**Exercise description:** Search the data below for the string "noise". Extract every line that contains it.

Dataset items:
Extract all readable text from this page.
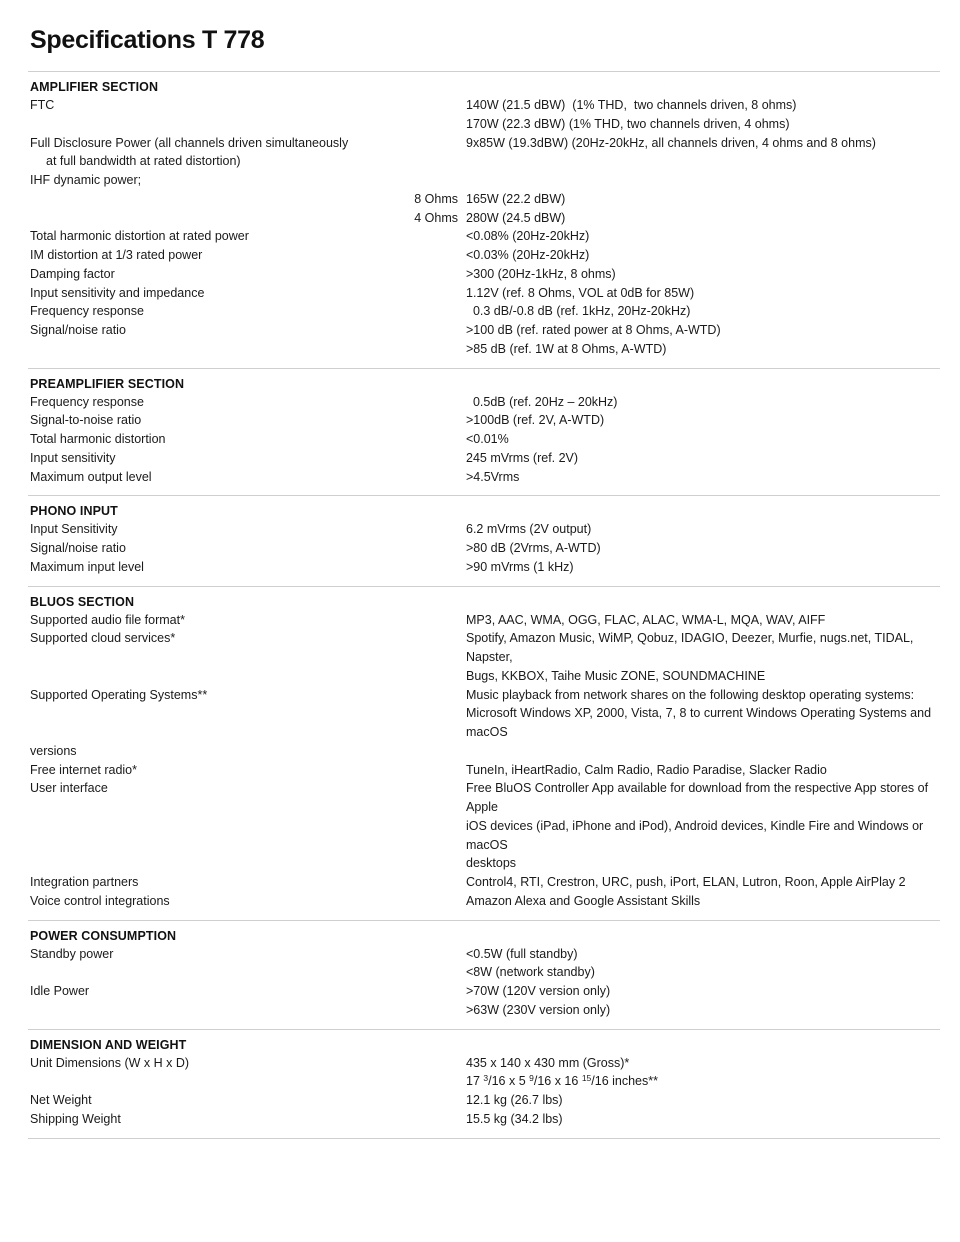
Specifications T 778
AMPLIFIER SECTION
FTC	140W (21.5 dBW)  (1% THD,  two channels driven, 8 ohms)
170W (22.3 dBW) (1% THD, two channels driven, 4 ohms)
Full Disclosure Power (all channels driven simultaneously	9x85W (19.3dBW) (20Hz-20kHz, all channels driven, 4 ohms and 8 ohms)
at full bandwidth at rated distortion)
IHF dynamic power;
8 Ohms 165W (22.2 dBW)
4 Ohms 280W (24.5 dBW)
Total harmonic distortion at rated power	<0.08% (20Hz-20kHz)
IM distortion at 1/3 rated power	<0.03% (20Hz-20kHz)
Damping factor	>300 (20Hz-1kHz, 8 ohms)
Input sensitivity and impedance	1.12V (ref. 8 Ohms, VOL at 0dB for 85W)
Frequency response	0.3 dB/-0.8 dB (ref. 1kHz, 20Hz-20kHz)
Signal/noise ratio	>100 dB (ref. rated power at 8 Ohms, A-WTD)
>85 dB (ref. 1W at 8 Ohms, A-WTD)
PREAMPLIFIER SECTION
Frequency response	0.5dB (ref. 20Hz – 20kHz)
Signal-to-noise ratio	>100dB (ref. 2V, A-WTD)
Total harmonic distortion	<0.01%
Input sensitivity	245 mVrms (ref. 2V)
Maximum output level	>4.5Vrms
PHONO INPUT
Input Sensitivity	6.2 mVrms (2V output)
Signal/noise ratio	>80 dB (2Vrms, A-WTD)
Maximum input level	>90 mVrms (1 kHz)
BLUOS SECTION
Supported audio file format*	MP3, AAC, WMA, OGG, FLAC, ALAC, WMA-L, MQA, WAV, AIFF
Supported cloud services*	Spotify, Amazon Music, WiMP, Qobuz, IDAGIO, Deezer, Murfie, nugs.net, TIDAL, Napster,
Bugs, KKBOX, Taihe Music ZONE, SOUNDMACHINE
Supported Operating Systems**	Music playback from network shares on the following desktop operating systems:
Microsoft Windows XP, 2000, Vista, 7, 8 to current Windows Operating Systems and macOS
versions
Free internet radio*	TuneIn, iHeartRadio, Calm Radio, Radio Paradise, Slacker Radio
User interface	Free BluOS Controller App available for download from the respective App stores of Apple
iOS devices (iPad, iPhone and iPod), Android devices, Kindle Fire and Windows or macOS
desktops
Integration partners	Control4, RTI, Crestron, URC, push, iPort, ELAN, Lutron, Roon, Apple AirPlay 2
Voice control integrations	Amazon Alexa and Google Assistant Skills
POWER CONSUMPTION
Standby power	<0.5W (full standby)
<8W (network standby)
Idle Power	>70W (120V version only)
>63W (230V version only)
DIMENSION AND WEIGHT
Unit Dimensions (W x H x D)	435 x 140 x 430 mm (Gross)*
17 $^3$/16 x 5 $^9$/16 x 16 $^{15}$/16 inches**
Net Weight	12.1 kg (26.7 lbs)
Shipping Weight	15.5 kg (34.2 lbs)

**Full response:**
Signal/noise ratio	>100 dB (ref. rated power at 8 Ohms, A-WTD)
Signal-to-noise ratio	>100dB (ref. 2V, A-WTD)
Signal/noise ratio	>80 dB (2Vrms, A-WTD)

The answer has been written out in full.